- _What is asked_
Among these lines, how many include "text"? Answer only with the number.

--- Begin Supplied data ---

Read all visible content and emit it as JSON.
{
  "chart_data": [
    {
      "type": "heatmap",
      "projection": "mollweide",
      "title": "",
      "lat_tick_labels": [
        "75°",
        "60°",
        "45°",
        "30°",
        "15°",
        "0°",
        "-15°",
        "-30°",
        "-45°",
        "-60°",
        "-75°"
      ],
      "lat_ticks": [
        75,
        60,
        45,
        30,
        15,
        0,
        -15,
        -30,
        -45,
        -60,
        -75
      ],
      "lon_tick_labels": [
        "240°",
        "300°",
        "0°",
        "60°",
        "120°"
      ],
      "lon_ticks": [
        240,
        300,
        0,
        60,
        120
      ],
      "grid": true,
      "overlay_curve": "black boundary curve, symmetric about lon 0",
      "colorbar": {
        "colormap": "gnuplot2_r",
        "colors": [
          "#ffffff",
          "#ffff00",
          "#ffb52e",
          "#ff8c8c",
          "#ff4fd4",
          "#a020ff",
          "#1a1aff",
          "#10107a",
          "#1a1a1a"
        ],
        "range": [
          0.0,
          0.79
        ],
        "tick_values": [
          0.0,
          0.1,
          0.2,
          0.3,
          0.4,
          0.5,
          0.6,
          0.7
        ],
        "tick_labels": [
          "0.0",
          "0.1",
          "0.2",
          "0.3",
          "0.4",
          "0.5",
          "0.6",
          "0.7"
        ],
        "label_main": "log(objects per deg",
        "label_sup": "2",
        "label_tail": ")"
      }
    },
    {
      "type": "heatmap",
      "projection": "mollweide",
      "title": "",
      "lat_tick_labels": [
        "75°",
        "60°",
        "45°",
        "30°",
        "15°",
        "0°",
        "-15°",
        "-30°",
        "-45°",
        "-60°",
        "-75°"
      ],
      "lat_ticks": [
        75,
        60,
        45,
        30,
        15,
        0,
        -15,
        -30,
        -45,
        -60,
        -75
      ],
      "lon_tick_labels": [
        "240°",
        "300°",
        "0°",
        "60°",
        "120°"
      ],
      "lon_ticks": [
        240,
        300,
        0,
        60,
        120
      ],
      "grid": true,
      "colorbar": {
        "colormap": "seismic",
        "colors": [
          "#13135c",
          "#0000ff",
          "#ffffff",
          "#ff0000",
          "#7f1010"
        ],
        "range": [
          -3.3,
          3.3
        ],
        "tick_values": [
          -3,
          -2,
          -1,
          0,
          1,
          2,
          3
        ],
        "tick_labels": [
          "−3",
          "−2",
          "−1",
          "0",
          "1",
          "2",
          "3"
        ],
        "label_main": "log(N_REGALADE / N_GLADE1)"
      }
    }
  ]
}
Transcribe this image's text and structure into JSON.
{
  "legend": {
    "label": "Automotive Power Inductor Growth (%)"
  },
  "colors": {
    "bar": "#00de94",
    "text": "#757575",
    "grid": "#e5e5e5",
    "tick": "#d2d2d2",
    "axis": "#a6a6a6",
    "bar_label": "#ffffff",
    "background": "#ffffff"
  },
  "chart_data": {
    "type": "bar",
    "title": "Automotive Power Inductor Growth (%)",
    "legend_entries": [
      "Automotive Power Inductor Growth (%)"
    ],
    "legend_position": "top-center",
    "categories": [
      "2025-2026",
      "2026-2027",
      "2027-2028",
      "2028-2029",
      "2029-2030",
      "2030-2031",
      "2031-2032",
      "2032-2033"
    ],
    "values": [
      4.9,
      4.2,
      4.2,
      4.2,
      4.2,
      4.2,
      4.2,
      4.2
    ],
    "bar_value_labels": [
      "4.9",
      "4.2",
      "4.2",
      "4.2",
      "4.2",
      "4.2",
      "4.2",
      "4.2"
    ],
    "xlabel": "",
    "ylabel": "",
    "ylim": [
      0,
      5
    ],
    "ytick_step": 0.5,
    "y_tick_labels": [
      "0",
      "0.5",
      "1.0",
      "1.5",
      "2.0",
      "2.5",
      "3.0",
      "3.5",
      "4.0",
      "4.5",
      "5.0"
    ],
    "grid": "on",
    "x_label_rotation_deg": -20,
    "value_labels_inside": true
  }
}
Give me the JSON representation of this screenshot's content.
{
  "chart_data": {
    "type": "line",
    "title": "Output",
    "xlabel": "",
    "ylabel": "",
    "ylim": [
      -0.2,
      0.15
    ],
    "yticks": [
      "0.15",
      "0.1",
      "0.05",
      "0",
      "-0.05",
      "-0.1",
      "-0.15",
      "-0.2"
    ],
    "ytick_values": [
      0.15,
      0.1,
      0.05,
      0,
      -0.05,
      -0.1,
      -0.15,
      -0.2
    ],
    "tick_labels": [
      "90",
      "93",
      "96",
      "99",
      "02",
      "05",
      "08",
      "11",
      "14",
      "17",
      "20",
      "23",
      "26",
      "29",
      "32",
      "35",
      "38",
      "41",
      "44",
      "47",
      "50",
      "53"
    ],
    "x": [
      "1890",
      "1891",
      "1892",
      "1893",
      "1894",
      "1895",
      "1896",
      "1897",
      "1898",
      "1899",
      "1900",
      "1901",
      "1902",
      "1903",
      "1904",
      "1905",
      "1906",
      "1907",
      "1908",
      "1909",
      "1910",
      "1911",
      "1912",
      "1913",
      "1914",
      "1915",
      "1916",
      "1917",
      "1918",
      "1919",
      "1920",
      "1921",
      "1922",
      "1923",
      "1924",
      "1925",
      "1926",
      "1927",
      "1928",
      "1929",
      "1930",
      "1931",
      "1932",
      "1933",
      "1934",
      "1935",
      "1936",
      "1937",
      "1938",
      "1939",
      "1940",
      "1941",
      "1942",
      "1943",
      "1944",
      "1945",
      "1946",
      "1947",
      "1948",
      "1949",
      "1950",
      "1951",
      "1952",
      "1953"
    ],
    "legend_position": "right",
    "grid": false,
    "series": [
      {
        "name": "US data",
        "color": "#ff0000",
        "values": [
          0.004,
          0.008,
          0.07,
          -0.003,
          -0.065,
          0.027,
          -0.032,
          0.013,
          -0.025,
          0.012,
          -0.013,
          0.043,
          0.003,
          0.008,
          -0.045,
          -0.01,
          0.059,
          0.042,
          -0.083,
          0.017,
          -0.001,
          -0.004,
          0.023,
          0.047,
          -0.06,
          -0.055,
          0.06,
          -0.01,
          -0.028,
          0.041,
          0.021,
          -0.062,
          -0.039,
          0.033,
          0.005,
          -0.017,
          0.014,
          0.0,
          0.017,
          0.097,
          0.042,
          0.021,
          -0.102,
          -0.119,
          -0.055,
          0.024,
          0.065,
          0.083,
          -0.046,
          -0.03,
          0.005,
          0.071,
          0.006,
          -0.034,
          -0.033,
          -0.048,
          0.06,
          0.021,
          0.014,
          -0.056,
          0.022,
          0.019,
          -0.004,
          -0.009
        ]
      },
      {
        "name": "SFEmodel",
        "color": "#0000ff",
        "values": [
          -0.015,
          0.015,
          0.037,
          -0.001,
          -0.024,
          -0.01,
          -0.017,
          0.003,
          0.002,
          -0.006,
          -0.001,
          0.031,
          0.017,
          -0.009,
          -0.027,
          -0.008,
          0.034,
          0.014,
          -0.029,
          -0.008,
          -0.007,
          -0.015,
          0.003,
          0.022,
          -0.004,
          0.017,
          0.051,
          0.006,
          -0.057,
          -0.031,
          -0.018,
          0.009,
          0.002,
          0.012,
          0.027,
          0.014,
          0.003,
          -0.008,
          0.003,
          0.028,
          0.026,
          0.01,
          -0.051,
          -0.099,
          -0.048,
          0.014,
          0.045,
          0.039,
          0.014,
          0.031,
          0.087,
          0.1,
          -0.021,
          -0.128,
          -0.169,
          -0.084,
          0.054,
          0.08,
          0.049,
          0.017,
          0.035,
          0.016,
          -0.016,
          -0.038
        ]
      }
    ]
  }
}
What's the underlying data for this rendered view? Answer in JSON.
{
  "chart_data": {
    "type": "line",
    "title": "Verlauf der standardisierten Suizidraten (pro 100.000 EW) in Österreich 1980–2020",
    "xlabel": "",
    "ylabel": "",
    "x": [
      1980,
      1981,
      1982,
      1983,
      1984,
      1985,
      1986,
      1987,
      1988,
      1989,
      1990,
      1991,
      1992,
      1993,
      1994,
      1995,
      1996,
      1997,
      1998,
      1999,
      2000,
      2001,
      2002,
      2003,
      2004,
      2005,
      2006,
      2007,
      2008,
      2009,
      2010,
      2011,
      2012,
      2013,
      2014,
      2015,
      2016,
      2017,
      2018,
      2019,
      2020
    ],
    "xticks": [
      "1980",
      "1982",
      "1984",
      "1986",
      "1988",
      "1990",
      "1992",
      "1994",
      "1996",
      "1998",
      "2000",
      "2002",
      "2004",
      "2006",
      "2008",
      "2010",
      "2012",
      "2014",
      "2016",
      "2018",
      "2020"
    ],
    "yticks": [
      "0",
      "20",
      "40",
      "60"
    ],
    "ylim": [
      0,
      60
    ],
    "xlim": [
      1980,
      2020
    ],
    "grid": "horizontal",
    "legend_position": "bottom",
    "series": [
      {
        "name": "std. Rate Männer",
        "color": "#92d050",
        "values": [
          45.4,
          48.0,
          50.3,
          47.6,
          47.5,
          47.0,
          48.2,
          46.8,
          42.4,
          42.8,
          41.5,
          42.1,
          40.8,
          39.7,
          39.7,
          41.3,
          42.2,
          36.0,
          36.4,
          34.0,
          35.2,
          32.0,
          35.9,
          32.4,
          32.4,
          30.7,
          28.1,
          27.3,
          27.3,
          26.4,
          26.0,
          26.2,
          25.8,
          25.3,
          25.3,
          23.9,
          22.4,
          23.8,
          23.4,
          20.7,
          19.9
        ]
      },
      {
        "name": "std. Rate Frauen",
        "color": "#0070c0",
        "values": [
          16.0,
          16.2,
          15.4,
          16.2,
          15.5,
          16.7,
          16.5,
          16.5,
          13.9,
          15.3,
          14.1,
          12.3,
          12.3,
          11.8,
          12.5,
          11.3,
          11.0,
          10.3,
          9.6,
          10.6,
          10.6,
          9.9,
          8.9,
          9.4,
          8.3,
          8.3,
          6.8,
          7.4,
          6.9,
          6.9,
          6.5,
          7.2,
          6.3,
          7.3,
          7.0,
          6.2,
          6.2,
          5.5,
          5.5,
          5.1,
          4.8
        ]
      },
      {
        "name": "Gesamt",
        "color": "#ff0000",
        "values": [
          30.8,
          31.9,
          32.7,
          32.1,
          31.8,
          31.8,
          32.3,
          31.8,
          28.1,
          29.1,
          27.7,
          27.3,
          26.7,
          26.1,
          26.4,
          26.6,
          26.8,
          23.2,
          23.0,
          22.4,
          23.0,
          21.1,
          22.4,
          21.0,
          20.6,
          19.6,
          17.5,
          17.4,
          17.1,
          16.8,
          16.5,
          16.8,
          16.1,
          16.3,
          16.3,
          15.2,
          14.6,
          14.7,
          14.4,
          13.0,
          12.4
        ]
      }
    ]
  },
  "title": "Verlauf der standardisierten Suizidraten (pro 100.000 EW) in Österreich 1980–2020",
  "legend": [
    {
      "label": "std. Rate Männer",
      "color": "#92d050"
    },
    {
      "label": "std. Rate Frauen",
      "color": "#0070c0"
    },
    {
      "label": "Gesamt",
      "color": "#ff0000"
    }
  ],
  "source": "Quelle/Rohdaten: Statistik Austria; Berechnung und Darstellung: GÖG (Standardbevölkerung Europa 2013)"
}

--- End Supplied data ---

- _Worked answer_
2